- [WRITTEN PROBLEM]: Give back the full listing, character for character, with no pictures.
—————
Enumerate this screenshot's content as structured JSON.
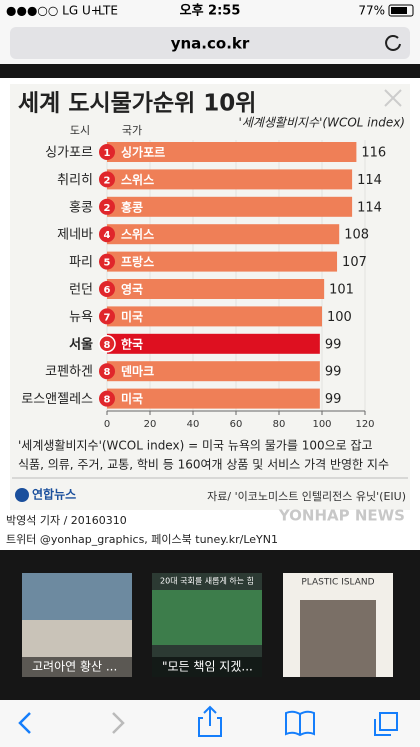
{
  "status_bar": {
    "carrier": "●●●○○ LG U+",
    "network": "LTE",
    "time": "오후 2:55",
    "battery": "77%"
  },
  "address_bar": {
    "url": "yna.co.kr"
  },
  "chart_data": {
    "type": "bar",
    "orientation": "horizontal",
    "title": "세계 도시물가순위 10위",
    "subtitle": "'세계생활비지수'(WCOL index)",
    "column_headers": [
      "도시",
      "국가"
    ],
    "categories": [
      "싱가포르",
      "취리히",
      "홍콩",
      "제네바",
      "파리",
      "런던",
      "뉴욕",
      "서울",
      "코펜하겐",
      "로스앤젤레스"
    ],
    "countries": [
      "싱가포르",
      "스위스",
      "홍콩",
      "스위스",
      "프랑스",
      "영국",
      "미국",
      "한국",
      "덴마크",
      "미국"
    ],
    "ranks": [
      1,
      2,
      2,
      4,
      5,
      6,
      7,
      8,
      8,
      8
    ],
    "values": [
      116,
      114,
      114,
      108,
      107,
      101,
      100,
      99,
      99,
      99
    ],
    "colors": [
      "#ef7f57",
      "#ef7f57",
      "#ef7f57",
      "#ef7f57",
      "#ef7f57",
      "#ef7f57",
      "#ef7f57",
      "#de1020",
      "#ef7f57",
      "#ef7f57"
    ],
    "rank_color": "#e0262b",
    "xlim": [
      0,
      120
    ],
    "xticks": [
      0,
      20,
      40,
      60,
      80,
      100,
      120
    ],
    "note": [
      "'세계생활비지수'(WCOL index) = 미국 뉴욕의 물가를 100으로 잡고",
      "식품, 의류, 주거, 교통, 학비 등 160여개 상품 및 서비스 가격 반영한 지수"
    ],
    "logo": "연합뉴스",
    "source": "자료/ '이코노미스트 인텔리전스 유닛'(EIU)",
    "watermark": "YONHAP NEWS"
  },
  "byline": {
    "author": "박영석 기자 / 20160310",
    "social": "트위터 @yonhap_graphics, 페이스북 tuney.kr/LeYN1"
  },
  "related": [
    {
      "caption": "고려아연 황산 ..."
    },
    {
      "caption": "\"모든 책임 지겠...",
      "image_text": "20대 국회를 새롭게 하는 힘"
    },
    {
      "image_text": "PLASTIC ISLAND"
    }
  ]
}
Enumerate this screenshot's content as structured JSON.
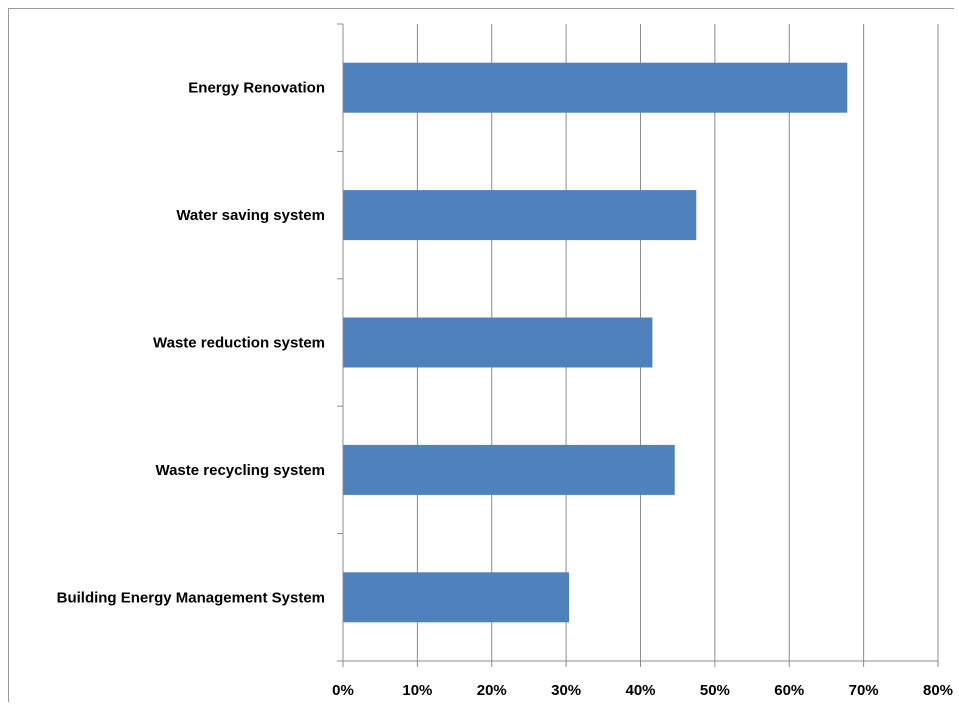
{
  "colors": {
    "bar": "#4f81bd",
    "grid": "#8c8c8c",
    "axis": "#8c8c8c"
  },
  "chart_data": {
    "type": "bar",
    "orientation": "horizontal",
    "title": "",
    "xlabel": "",
    "ylabel": "",
    "categories": [
      "Energy Renovation",
      "Water saving system",
      "Waste reduction system",
      "Waste recycling system",
      "Building Energy Management System"
    ],
    "values": [
      67.8,
      47.5,
      41.6,
      44.6,
      30.4
    ],
    "xlim": [
      0,
      80
    ],
    "x_ticks": [
      0,
      10,
      20,
      30,
      40,
      50,
      60,
      70,
      80
    ],
    "x_tick_labels": [
      "0%",
      "10%",
      "20%",
      "30%",
      "40%",
      "50%",
      "60%",
      "70%",
      "80%"
    ],
    "grid": "vertical",
    "legend": "none"
  }
}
—————
- [OUTPUT FOR THIS EXERCISE]:
Enumerate this screenshot's content as structured JSON.
{
  "status_bar": {
    "carrier": "●●●○○ LG U+",
    "network": "LTE",
    "time": "오후 2:55",
    "battery": "77%"
  },
  "address_bar": {
    "url": "yna.co.kr"
  },
  "chart_data": {
    "type": "bar",
    "orientation": "horizontal",
    "title": "세계 도시물가순위 10위",
    "subtitle": "'세계생활비지수'(WCOL index)",
    "column_headers": [
      "도시",
      "국가"
    ],
    "categories": [
      "싱가포르",
      "취리히",
      "홍콩",
      "제네바",
      "파리",
      "런던",
      "뉴욕",
      "서울",
      "코펜하겐",
      "로스앤젤레스"
    ],
    "countries": [
      "싱가포르",
      "스위스",
      "홍콩",
      "스위스",
      "프랑스",
      "영국",
      "미국",
      "한국",
      "덴마크",
      "미국"
    ],
    "ranks": [
      1,
      2,
      2,
      4,
      5,
      6,
      7,
      8,
      8,
      8
    ],
    "values": [
      116,
      114,
      114,
      108,
      107,
      101,
      100,
      99,
      99,
      99
    ],
    "colors": [
      "#ef7f57",
      "#ef7f57",
      "#ef7f57",
      "#ef7f57",
      "#ef7f57",
      "#ef7f57",
      "#ef7f57",
      "#de1020",
      "#ef7f57",
      "#ef7f57"
    ],
    "rank_color": "#e0262b",
    "xlim": [
      0,
      120
    ],
    "xticks": [
      0,
      20,
      40,
      60,
      80,
      100,
      120
    ],
    "note": [
      "'세계생활비지수'(WCOL index) = 미국 뉴욕의 물가를 100으로 잡고",
      "식품, 의류, 주거, 교통, 학비 등 160여개 상품 및 서비스 가격 반영한 지수"
    ],
    "logo": "연합뉴스",
    "source": "자료/ '이코노미스트 인텔리전스 유닛'(EIU)",
    "watermark": "YONHAP NEWS"
  },
  "byline": {
    "author": "박영석 기자 / 20160310",
    "social": "트위터 @yonhap_graphics, 페이스북 tuney.kr/LeYN1"
  },
  "related": [
    {
      "caption": "고려아연 황산 ..."
    },
    {
      "caption": "\"모든 책임 지겠...",
      "image_text": "20대 국회를 새롭게 하는 힘"
    },
    {
      "image_text": "PLASTIC ISLAND"
    }
  ]
}
Enumerate this screenshot's content as structured JSON.
{
  "colors": {
    "bar": "#4f81bd",
    "grid": "#8c8c8c",
    "axis": "#8c8c8c"
  },
  "chart_data": {
    "type": "bar",
    "orientation": "horizontal",
    "title": "",
    "xlabel": "",
    "ylabel": "",
    "categories": [
      "Energy Renovation",
      "Water saving system",
      "Waste reduction system",
      "Waste recycling system",
      "Building Energy Management System"
    ],
    "values": [
      67.8,
      47.5,
      41.6,
      44.6,
      30.4
    ],
    "xlim": [
      0,
      80
    ],
    "x_ticks": [
      0,
      10,
      20,
      30,
      40,
      50,
      60,
      70,
      80
    ],
    "x_tick_labels": [
      "0%",
      "10%",
      "20%",
      "30%",
      "40%",
      "50%",
      "60%",
      "70%",
      "80%"
    ],
    "grid": "vertical",
    "legend": "none"
  }
}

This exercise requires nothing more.